Figure record listings:
════════

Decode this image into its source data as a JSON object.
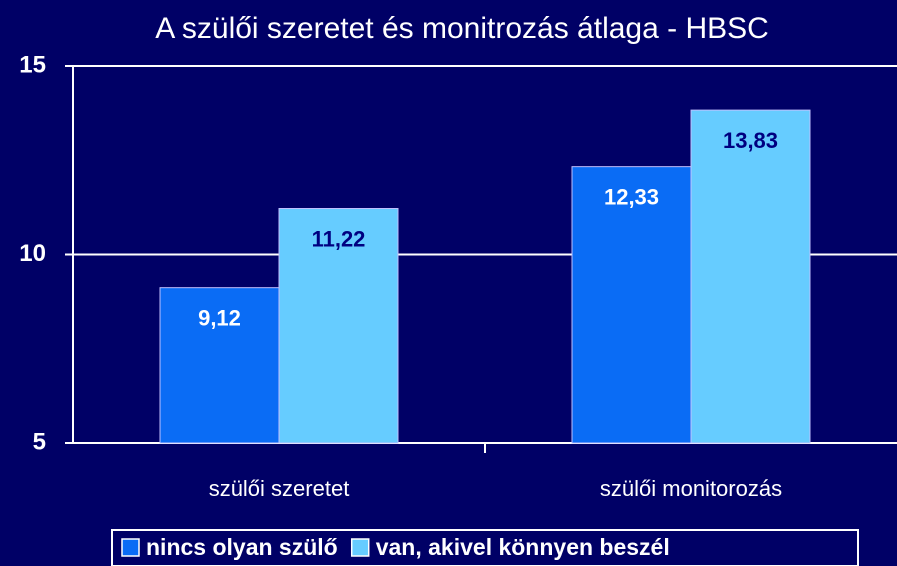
{
  "chart_data": {
    "type": "bar",
    "title": "A szülői szeretet és monitrozás átlaga - HBSC",
    "categories": [
      "szülői szeretet",
      "szülői monitorozás"
    ],
    "series": [
      {
        "name": "nincs olyan szülő",
        "color": "#0a6cf5",
        "label_color": "#ffffff",
        "values": [
          9.12,
          12.33
        ],
        "value_labels": [
          "9,12",
          "12,33"
        ]
      },
      {
        "name": "van, akivel könnyen beszél",
        "color": "#66ccff",
        "label_color": "#000080",
        "values": [
          11.22,
          13.83
        ],
        "value_labels": [
          "11,22",
          "13,83"
        ]
      }
    ],
    "ylim": [
      5,
      15
    ],
    "yticks": [
      5,
      10,
      15
    ],
    "grid": true,
    "legend": "bottom"
  }
}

════════

Reproduce the material above in full, exactly, with no images.

Decode this image into its source data as a JSON object.
{
  "chart_data": {
    "type": "bar",
    "title": "A szülői szeretet és monitrozás átlaga - HBSC",
    "categories": [
      "szülői szeretet",
      "szülői monitorozás"
    ],
    "series": [
      {
        "name": "nincs olyan szülő",
        "color": "#0a6cf5",
        "label_color": "#ffffff",
        "values": [
          9.12,
          12.33
        ],
        "value_labels": [
          "9,12",
          "12,33"
        ]
      },
      {
        "name": "van, akivel könnyen beszél",
        "color": "#66ccff",
        "label_color": "#000080",
        "values": [
          11.22,
          13.83
        ],
        "value_labels": [
          "11,22",
          "13,83"
        ]
      }
    ],
    "ylim": [
      5,
      15
    ],
    "yticks": [
      5,
      10,
      15
    ],
    "grid": true,
    "legend": "bottom"
  }
}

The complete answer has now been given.